YOUR OBJECTIVE
Below is the data. Give it again, complete and exact.

* * * * *

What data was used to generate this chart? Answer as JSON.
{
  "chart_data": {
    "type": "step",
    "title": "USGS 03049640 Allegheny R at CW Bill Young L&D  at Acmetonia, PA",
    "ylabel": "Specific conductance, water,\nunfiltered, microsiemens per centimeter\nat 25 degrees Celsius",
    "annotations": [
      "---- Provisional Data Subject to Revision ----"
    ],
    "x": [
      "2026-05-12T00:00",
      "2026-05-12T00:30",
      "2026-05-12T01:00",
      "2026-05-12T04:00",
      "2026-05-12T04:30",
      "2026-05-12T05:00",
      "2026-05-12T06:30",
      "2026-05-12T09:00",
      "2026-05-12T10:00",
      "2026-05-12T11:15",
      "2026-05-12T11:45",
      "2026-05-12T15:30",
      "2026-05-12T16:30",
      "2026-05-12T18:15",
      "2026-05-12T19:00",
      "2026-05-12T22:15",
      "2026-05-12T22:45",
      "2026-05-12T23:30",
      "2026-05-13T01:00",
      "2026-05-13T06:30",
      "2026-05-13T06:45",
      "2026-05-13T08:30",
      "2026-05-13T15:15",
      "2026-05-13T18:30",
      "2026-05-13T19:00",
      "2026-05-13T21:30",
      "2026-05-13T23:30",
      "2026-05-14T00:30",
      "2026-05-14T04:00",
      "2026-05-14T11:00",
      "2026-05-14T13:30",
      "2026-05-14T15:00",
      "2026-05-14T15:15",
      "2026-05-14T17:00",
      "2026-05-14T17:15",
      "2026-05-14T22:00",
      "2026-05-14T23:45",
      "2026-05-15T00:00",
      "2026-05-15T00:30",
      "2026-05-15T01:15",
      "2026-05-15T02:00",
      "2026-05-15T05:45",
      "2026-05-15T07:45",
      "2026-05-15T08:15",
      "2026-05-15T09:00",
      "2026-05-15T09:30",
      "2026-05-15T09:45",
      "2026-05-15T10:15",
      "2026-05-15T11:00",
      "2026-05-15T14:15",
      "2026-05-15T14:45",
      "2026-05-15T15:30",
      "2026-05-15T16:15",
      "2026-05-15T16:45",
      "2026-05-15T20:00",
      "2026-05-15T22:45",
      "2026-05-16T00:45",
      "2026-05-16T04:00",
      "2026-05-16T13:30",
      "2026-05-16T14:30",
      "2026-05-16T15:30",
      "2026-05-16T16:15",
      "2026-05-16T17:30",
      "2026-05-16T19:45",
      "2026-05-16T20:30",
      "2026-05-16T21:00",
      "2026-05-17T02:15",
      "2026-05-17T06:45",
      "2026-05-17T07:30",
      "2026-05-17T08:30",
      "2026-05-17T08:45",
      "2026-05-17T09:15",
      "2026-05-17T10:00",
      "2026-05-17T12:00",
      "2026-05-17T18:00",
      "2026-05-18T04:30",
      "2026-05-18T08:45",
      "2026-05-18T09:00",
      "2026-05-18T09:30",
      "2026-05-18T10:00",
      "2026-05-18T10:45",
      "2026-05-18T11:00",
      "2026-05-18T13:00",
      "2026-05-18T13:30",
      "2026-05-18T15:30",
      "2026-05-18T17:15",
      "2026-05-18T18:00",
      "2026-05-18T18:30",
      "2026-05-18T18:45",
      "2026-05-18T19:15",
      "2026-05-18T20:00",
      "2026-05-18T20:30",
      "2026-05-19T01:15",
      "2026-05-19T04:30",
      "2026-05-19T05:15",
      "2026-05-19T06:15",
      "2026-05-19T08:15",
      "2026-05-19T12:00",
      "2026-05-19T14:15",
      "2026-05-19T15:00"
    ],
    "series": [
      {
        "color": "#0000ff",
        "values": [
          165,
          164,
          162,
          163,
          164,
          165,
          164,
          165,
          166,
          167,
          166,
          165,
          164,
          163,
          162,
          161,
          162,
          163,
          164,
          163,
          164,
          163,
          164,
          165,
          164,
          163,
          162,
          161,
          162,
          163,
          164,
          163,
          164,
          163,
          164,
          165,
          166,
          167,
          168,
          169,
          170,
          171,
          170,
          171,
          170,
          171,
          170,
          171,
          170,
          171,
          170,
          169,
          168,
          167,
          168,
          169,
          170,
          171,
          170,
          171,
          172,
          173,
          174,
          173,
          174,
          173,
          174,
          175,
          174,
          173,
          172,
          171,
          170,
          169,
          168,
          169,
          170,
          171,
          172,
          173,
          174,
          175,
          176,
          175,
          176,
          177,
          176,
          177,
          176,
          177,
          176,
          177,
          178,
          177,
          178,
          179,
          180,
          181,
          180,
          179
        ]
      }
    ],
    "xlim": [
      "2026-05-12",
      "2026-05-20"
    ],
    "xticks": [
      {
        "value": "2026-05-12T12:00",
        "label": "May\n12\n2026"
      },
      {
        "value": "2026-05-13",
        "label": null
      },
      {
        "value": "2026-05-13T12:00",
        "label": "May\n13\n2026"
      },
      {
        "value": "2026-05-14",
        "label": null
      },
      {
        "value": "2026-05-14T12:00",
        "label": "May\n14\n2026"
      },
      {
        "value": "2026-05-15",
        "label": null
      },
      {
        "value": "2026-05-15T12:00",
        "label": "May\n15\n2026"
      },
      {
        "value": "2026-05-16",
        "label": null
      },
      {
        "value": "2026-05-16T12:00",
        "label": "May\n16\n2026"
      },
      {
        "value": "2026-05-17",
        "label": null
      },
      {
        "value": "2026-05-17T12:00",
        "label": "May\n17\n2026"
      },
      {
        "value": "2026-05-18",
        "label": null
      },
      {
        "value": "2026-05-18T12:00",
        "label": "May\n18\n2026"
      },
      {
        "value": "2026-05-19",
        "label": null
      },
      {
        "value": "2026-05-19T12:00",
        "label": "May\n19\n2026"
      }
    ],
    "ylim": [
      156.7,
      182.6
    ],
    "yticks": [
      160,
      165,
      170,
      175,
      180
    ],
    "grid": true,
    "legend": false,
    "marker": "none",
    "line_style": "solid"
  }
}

* * * * *

RESULT OF THE EXERCISE
What data was used to generate this chart? Answer as JSON.
{
  "chart_data": {
    "type": "step",
    "title": "USGS 03049640 Allegheny R at CW Bill Young L&D  at Acmetonia, PA",
    "ylabel": "Specific conductance, water,\nunfiltered, microsiemens per centimeter\nat 25 degrees Celsius",
    "annotations": [
      "---- Provisional Data Subject to Revision ----"
    ],
    "x": [
      "2026-05-12T00:00",
      "2026-05-12T00:30",
      "2026-05-12T01:00",
      "2026-05-12T04:00",
      "2026-05-12T04:30",
      "2026-05-12T05:00",
      "2026-05-12T06:30",
      "2026-05-12T09:00",
      "2026-05-12T10:00",
      "2026-05-12T11:15",
      "2026-05-12T11:45",
      "2026-05-12T15:30",
      "2026-05-12T16:30",
      "2026-05-12T18:15",
      "2026-05-12T19:00",
      "2026-05-12T22:15",
      "2026-05-12T22:45",
      "2026-05-12T23:30",
      "2026-05-13T01:00",
      "2026-05-13T06:30",
      "2026-05-13T06:45",
      "2026-05-13T08:30",
      "2026-05-13T15:15",
      "2026-05-13T18:30",
      "2026-05-13T19:00",
      "2026-05-13T21:30",
      "2026-05-13T23:30",
      "2026-05-14T00:30",
      "2026-05-14T04:00",
      "2026-05-14T11:00",
      "2026-05-14T13:30",
      "2026-05-14T15:00",
      "2026-05-14T15:15",
      "2026-05-14T17:00",
      "2026-05-14T17:15",
      "2026-05-14T22:00",
      "2026-05-14T23:45",
      "2026-05-15T00:00",
      "2026-05-15T00:30",
      "2026-05-15T01:15",
      "2026-05-15T02:00",
      "2026-05-15T05:45",
      "2026-05-15T07:45",
      "2026-05-15T08:15",
      "2026-05-15T09:00",
      "2026-05-15T09:30",
      "2026-05-15T09:45",
      "2026-05-15T10:15",
      "2026-05-15T11:00",
      "2026-05-15T14:15",
      "2026-05-15T14:45",
      "2026-05-15T15:30",
      "2026-05-15T16:15",
      "2026-05-15T16:45",
      "2026-05-15T20:00",
      "2026-05-15T22:45",
      "2026-05-16T00:45",
      "2026-05-16T04:00",
      "2026-05-16T13:30",
      "2026-05-16T14:30",
      "2026-05-16T15:30",
      "2026-05-16T16:15",
      "2026-05-16T17:30",
      "2026-05-16T19:45",
      "2026-05-16T20:30",
      "2026-05-16T21:00",
      "2026-05-17T02:15",
      "2026-05-17T06:45",
      "2026-05-17T07:30",
      "2026-05-17T08:30",
      "2026-05-17T08:45",
      "2026-05-17T09:15",
      "2026-05-17T10:00",
      "2026-05-17T12:00",
      "2026-05-17T18:00",
      "2026-05-18T04:30",
      "2026-05-18T08:45",
      "2026-05-18T09:00",
      "2026-05-18T09:30",
      "2026-05-18T10:00",
      "2026-05-18T10:45",
      "2026-05-18T11:00",
      "2026-05-18T13:00",
      "2026-05-18T13:30",
      "2026-05-18T15:30",
      "2026-05-18T17:15",
      "2026-05-18T18:00",
      "2026-05-18T18:30",
      "2026-05-18T18:45",
      "2026-05-18T19:15",
      "2026-05-18T20:00",
      "2026-05-18T20:30",
      "2026-05-19T01:15",
      "2026-05-19T04:30",
      "2026-05-19T05:15",
      "2026-05-19T06:15",
      "2026-05-19T08:15",
      "2026-05-19T12:00",
      "2026-05-19T14:15",
      "2026-05-19T15:00"
    ],
    "series": [
      {
        "color": "#0000ff",
        "values": [
          165,
          164,
          162,
          163,
          164,
          165,
          164,
          165,
          166,
          167,
          166,
          165,
          164,
          163,
          162,
          161,
          162,
          163,
          164,
          163,
          164,
          163,
          164,
          165,
          164,
          163,
          162,
          161,
          162,
          163,
          164,
          163,
          164,
          163,
          164,
          165,
          166,
          167,
          168,
          169,
          170,
          171,
          170,
          171,
          170,
          171,
          170,
          171,
          170,
          171,
          170,
          169,
          168,
          167,
          168,
          169,
          170,
          171,
          170,
          171,
          172,
          173,
          174,
          173,
          174,
          173,
          174,
          175,
          174,
          173,
          172,
          171,
          170,
          169,
          168,
          169,
          170,
          171,
          172,
          173,
          174,
          175,
          176,
          175,
          176,
          177,
          176,
          177,
          176,
          177,
          176,
          177,
          178,
          177,
          178,
          179,
          180,
          181,
          180,
          179
        ]
      }
    ],
    "xlim": [
      "2026-05-12",
      "2026-05-20"
    ],
    "xticks": [
      {
        "value": "2026-05-12T12:00",
        "label": "May\n12\n2026"
      },
      {
        "value": "2026-05-13",
        "label": null
      },
      {
        "value": "2026-05-13T12:00",
        "label": "May\n13\n2026"
      },
      {
        "value": "2026-05-14",
        "label": null
      },
      {
        "value": "2026-05-14T12:00",
        "label": "May\n14\n2026"
      },
      {
        "value": "2026-05-15",
        "label": null
      },
      {
        "value": "2026-05-15T12:00",
        "label": "May\n15\n2026"
      },
      {
        "value": "2026-05-16",
        "label": null
      },
      {
        "value": "2026-05-16T12:00",
        "label": "May\n16\n2026"
      },
      {
        "value": "2026-05-17",
        "label": null
      },
      {
        "value": "2026-05-17T12:00",
        "label": "May\n17\n2026"
      },
      {
        "value": "2026-05-18",
        "label": null
      },
      {
        "value": "2026-05-18T12:00",
        "label": "May\n18\n2026"
      },
      {
        "value": "2026-05-19",
        "label": null
      },
      {
        "value": "2026-05-19T12:00",
        "label": "May\n19\n2026"
      }
    ],
    "ylim": [
      156.7,
      182.6
    ],
    "yticks": [
      160,
      165,
      170,
      175,
      180
    ],
    "grid": true,
    "legend": false,
    "marker": "none",
    "line_style": "solid"
  }
}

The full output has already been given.